— start of Items —

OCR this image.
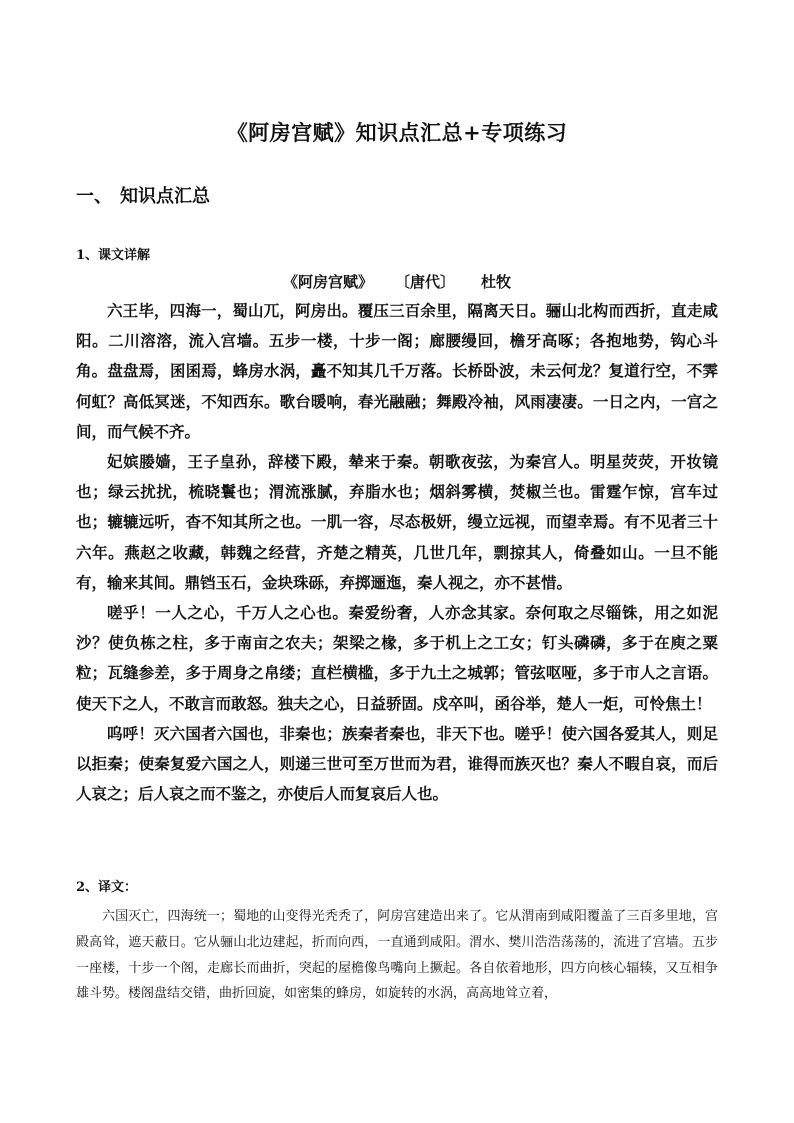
《阿房宫赋》知识点汇总+专项练习
一、 知识点汇总
1、课文详解
《阿房宫赋》 〔唐代〕 杜牧

六王毕，四海一，蜀山兀，阿房出。覆压三百余里，隔离天日。骊山北构而西折，直走咸阳。二川溶溶，流入宫墙。五步一楼，十步一阁；廊腰缦回，檐牙高啄；各抱地势，钩心斗角。盘盘焉，囷囷焉，蜂房水涡，矗不知其几千万落。长桥卧波，未云何龙？复道行空，不霁何虹？高低冥迷，不知西东。歌台暖响，春光融融；舞殿冷袖，风雨凄凄。一日之内，一宫之间，而气候不齐。

妃嫔媵嫱，王子皇孙，辞楼下殿，辇来于秦。朝歌夜弦，为秦宫人。明星荧荧，开妆镜也；绿云扰扰，梳晓鬟也；渭流涨腻，弃脂水也；烟斜雾横，焚椒兰也。雷霆乍惊，宫车过也；辘辘远听，杳不知其所之也。一肌一容，尽态极妍，缦立远视，而望幸焉。有不见者三十六年。燕赵之收藏，韩魏之经营，齐楚之精英，几世几年，剽掠其人，倚叠如山。一旦不能有，输来其间。鼎铛玉石，金块珠砾，弃掷逦迤，秦人视之，亦不甚惜。

嗟乎！一人之心，千万人之心也。秦爱纷奢，人亦念其家。奈何取之尽锱铢，用之如泥沙？使负栋之柱，多于南亩之农夫；架梁之椽，多于机上之工女；钉头磷磷，多于在庾之粟粒；瓦缝参差，多于周身之帛缕；直栏横槛，多于九土之城郭；管弦呕哑，多于市人之言语。使天下之人，不敢言而敢怒。独夫之心，日益骄固。戍卒叫，函谷举，楚人一炬，可怜焦土！

呜呼！灭六国者六国也，非秦也；族秦者秦也，非天下也。嗟乎！使六国各爱其人，则足以拒秦；使秦复爱六国之人，则递三世可至万世而为君，谁得而族灭也？秦人不暇自哀，而后人哀之；后人哀之而不鉴之，亦使后人而复哀后人也。

2、译文：

六国灭亡，四海统一；蜀地的山变得光秃秃了，阿房宫建造出来了。它从渭南到咸阳覆盖了三百多里地，宫殿高耸，遮天蔽日。它从骊山北边建起，折而向西，一直通到咸阳。渭水、樊川浩浩荡荡的，流进了宫墙。五步一座楼，十步一个阁，走廊长而曲折，突起的屋檐像鸟嘴向上撅起。各自依着地形，四方向核心辐辏，又互相争雄斗势。楼阁盘结交错，曲折回旋，如密集的蜂房，如旋转的水涡，高高地耸立着，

— end of Items —

- **Directions**:
Reproduce each record from above exactly; pictures do not belong in the copy.

- **Output**:
OCR this image.
《阿房宫赋》知识点汇总+专项练习
一、 知识点汇总
1、课文详解
《阿房宫赋》 〔唐代〕 杜牧

六王毕，四海一，蜀山兀，阿房出。覆压三百余里，隔离天日。骊山北构而西折，直走咸阳。二川溶溶，流入宫墙。五步一楼，十步一阁；廊腰缦回，檐牙高啄；各抱地势，钩心斗角。盘盘焉，囷囷焉，蜂房水涡，矗不知其几千万落。长桥卧波，未云何龙？复道行空，不霁何虹？高低冥迷，不知西东。歌台暖响，春光融融；舞殿冷袖，风雨凄凄。一日之内，一宫之间，而气候不齐。

妃嫔媵嫱，王子皇孙，辞楼下殿，辇来于秦。朝歌夜弦，为秦宫人。明星荧荧，开妆镜也；绿云扰扰，梳晓鬟也；渭流涨腻，弃脂水也；烟斜雾横，焚椒兰也。雷霆乍惊，宫车过也；辘辘远听，杳不知其所之也。一肌一容，尽态极妍，缦立远视，而望幸焉。有不见者三十六年。燕赵之收藏，韩魏之经营，齐楚之精英，几世几年，剽掠其人，倚叠如山。一旦不能有，输来其间。鼎铛玉石，金块珠砾，弃掷逦迤，秦人视之，亦不甚惜。

嗟乎！一人之心，千万人之心也。秦爱纷奢，人亦念其家。奈何取之尽锱铢，用之如泥沙？使负栋之柱，多于南亩之农夫；架梁之椽，多于机上之工女；钉头磷磷，多于在庾之粟粒；瓦缝参差，多于周身之帛缕；直栏横槛，多于九土之城郭；管弦呕哑，多于市人之言语。使天下之人，不敢言而敢怒。独夫之心，日益骄固。戍卒叫，函谷举，楚人一炬，可怜焦土！

呜呼！灭六国者六国也，非秦也；族秦者秦也，非天下也。嗟乎！使六国各爱其人，则足以拒秦；使秦复爱六国之人，则递三世可至万世而为君，谁得而族灭也？秦人不暇自哀，而后人哀之；后人哀之而不鉴之，亦使后人而复哀后人也。

2、译文：

六国灭亡，四海统一；蜀地的山变得光秃秃了，阿房宫建造出来了。它从渭南到咸阳覆盖了三百多里地，宫殿高耸，遮天蔽日。它从骊山北边建起，折而向西，一直通到咸阳。渭水、樊川浩浩荡荡的，流进了宫墙。五步一座楼，十步一个阁，走廊长而曲折，突起的屋檐像鸟嘴向上撅起。各自依着地形，四方向核心辐辏，又互相争雄斗势。楼阁盘结交错，曲折回旋，如密集的蜂房，如旋转的水涡，高高地耸立着，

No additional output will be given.